● STATED TASK: Nothing in the data should change when you return it, but leave the pictures out.

● MATERIAL PROVIDED:
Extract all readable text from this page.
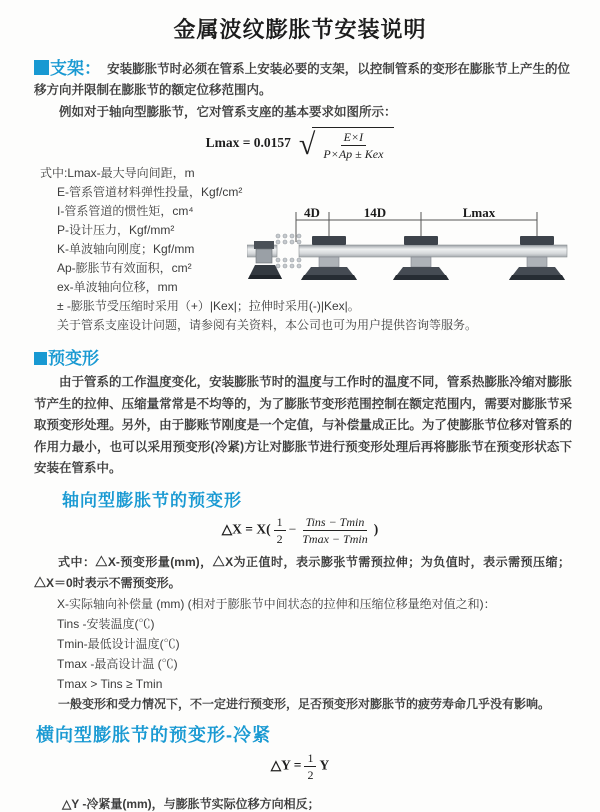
金属波纹膨胀节安装说明

支架： 安装膨胀节时必须在管系上安装必要的支架，以控制管系的变形在膨胀节上产生的位移方向并限制在膨胀节的额定位移范围内。

例如对于轴向型膨胀节，它对管系支座的基本要求如图所示：

Lmax = 0.0157 √ $\frac{E\times I}{\text{P×Ap ± Kex}}$
式中:Lmax-最大导向间距，m
E-管系管道材料弹性投量，Kgf/cm²
I-管系管道的惯性矩，cm⁴
P-设计压力，Kgf/mm²
K-单波轴向刚度；Kgf/mm
Ap-膨胀节有效面积，cm²
ex-单波轴向位移，mm
± -膨胀节受压缩时采用（+）|Kex|；拉伸时采用(-)|Kex|。
关于管系支座设计问题，请参阅有关资料，本公司也可为用户提供咨询等服务。
4D	14D	Lmax
预变形

由于管系的工作温度变化，安装膨胀节时的温度与工作时的温度不同，管系热膨胀冷缩对膨胀节产生的拉伸、压缩量常常是不均等的，为了膨胀节变形范围控制在额定范围内，需要对膨胀节采取预变形处理。另外，由于膨账节刚度是一个定值，与补偿量成正比。为了使膨胀节位移对管系的作用力最小，也可以采用预变形(冷紧)方让对膨胀节进行预变形处理后再将膨胀节在预变形状态下安装在管系中。

轴向型膨胀节的预变形
△X = $X( \frac{1}{2} - \frac{\text{Tins − Tmin}}{Tmax - Tmin}$ )

式中：△X-预变形量(mm)，△X为正值时，表示膨张节需预拉伸；为负值时，表示需预压缩；△X＝0时表示不需预变形。

X-实际轴向补偿量 (mm) (相对于膨胀节中间状态的拉伸和压缩位移量绝对值之和)：
Tins -安装温度(℃)
Tmin-最低设计温度(℃)
Tmax -最高设计温 (℃)
Tmax > Tins ≥ Tmin

一般变形和受力情况下，不一定进行预变形，足否预变形对膨胀节的疲劳寿命几乎没有影响。

横向型膨胀节的预变形-冷紧
△Y = $\frac{1}{2}$ Y

△Y -冷紧量(mm)，与膨胀节实际位移方向相反；
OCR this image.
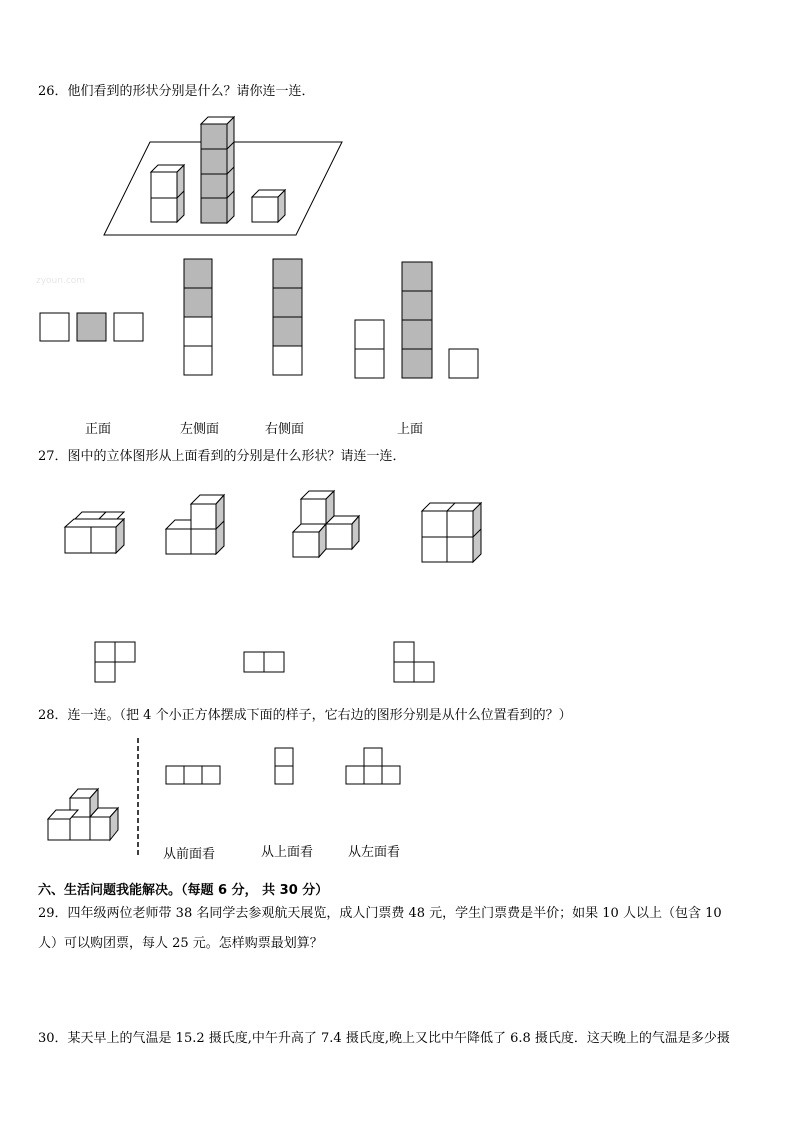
26．他们看到的形状分别是什么？请你连一连．
zyoun.com
正面	左侧面	右侧面	上面
27．图中的立体图形从上面看到的分别是什么形状？请连一连．
28．连一连。（把 4 个小正方体摆成下面的样子，它右边的图形分别是从什么位置看到的？）
从前面看	从上面看	从左面看
六、生活问题我能解决。（每题 6 分， 共 30 分）
29．四年级两位老师带 38 名同学去参观航天展览，成人门票费 48 元，学生门票费是半价；如果 10 人以上（包含 10
人）可以购团票，每人 25 元。怎样购票最划算？
30．某天早上的气温是 15.2 摄氏度,中午升高了 7.4 摄氏度,晚上又比中午降低了 6.8 摄氏度．这天晚上的气温是多少摄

● RESPONSE BELOW:
Extract all readable text from this page.
金属波纹膨胀节安装说明

支架： 安装膨胀节时必须在管系上安装必要的支架，以控制管系的变形在膨胀节上产生的位移方向并限制在膨胀节的额定位移范围内。

例如对于轴向型膨胀节，它对管系支座的基本要求如图所示：

Lmax = 0.0157 √ $\frac{E\times I}{\text{P×Ap ± Kex}}$
式中:Lmax-最大导向间距，m
E-管系管道材料弹性投量，Kgf/cm²
I-管系管道的惯性矩，cm⁴
P-设计压力，Kgf/mm²
K-单波轴向刚度；Kgf/mm
Ap-膨胀节有效面积，cm²
ex-单波轴向位移，mm
± -膨胀节受压缩时采用（+）|Kex|；拉伸时采用(-)|Kex|。
关于管系支座设计问题，请参阅有关资料，本公司也可为用户提供咨询等服务。
4D	14D	Lmax
预变形

由于管系的工作温度变化，安装膨胀节时的温度与工作时的温度不同，管系热膨胀冷缩对膨胀节产生的拉伸、压缩量常常是不均等的，为了膨胀节变形范围控制在额定范围内，需要对膨胀节采取预变形处理。另外，由于膨账节刚度是一个定值，与补偿量成正比。为了使膨胀节位移对管系的作用力最小，也可以采用预变形(冷紧)方让对膨胀节进行预变形处理后再将膨胀节在预变形状态下安装在管系中。

轴向型膨胀节的预变形
△X = $X( \frac{1}{2} - \frac{\text{Tins − Tmin}}{Tmax - Tmin}$ )

式中：△X-预变形量(mm)，△X为正值时，表示膨张节需预拉伸；为负值时，表示需预压缩；△X＝0时表示不需预变形。

X-实际轴向补偿量 (mm) (相对于膨胀节中间状态的拉伸和压缩位移量绝对值之和)：
Tins -安装温度(℃)
Tmin-最低设计温度(℃)
Tmax -最高设计温 (℃)
Tmax > Tins ≥ Tmin

一般变形和受力情况下，不一定进行预变形，足否预变形对膨胀节的疲劳寿命几乎没有影响。

横向型膨胀节的预变形-冷紧
△Y = $\frac{1}{2}$ Y

△Y -冷紧量(mm)，与膨胀节实际位移方向相反；
OCR this image.
26．他们看到的形状分别是什么？请你连一连．
zyoun.com
正面	左侧面	右侧面	上面
27．图中的立体图形从上面看到的分别是什么形状？请连一连．
28．连一连。（把 4 个小正方体摆成下面的样子，它右边的图形分别是从什么位置看到的？）
从前面看	从上面看	从左面看
六、生活问题我能解决。（每题 6 分， 共 30 分）
29．四年级两位老师带 38 名同学去参观航天展览，成人门票费 48 元，学生门票费是半价；如果 10 人以上（包含 10
人）可以购团票，每人 25 元。怎样购票最划算？
30．某天早上的气温是 15.2 摄氏度,中午升高了 7.4 摄氏度,晚上又比中午降低了 6.8 摄氏度．这天晚上的气温是多少摄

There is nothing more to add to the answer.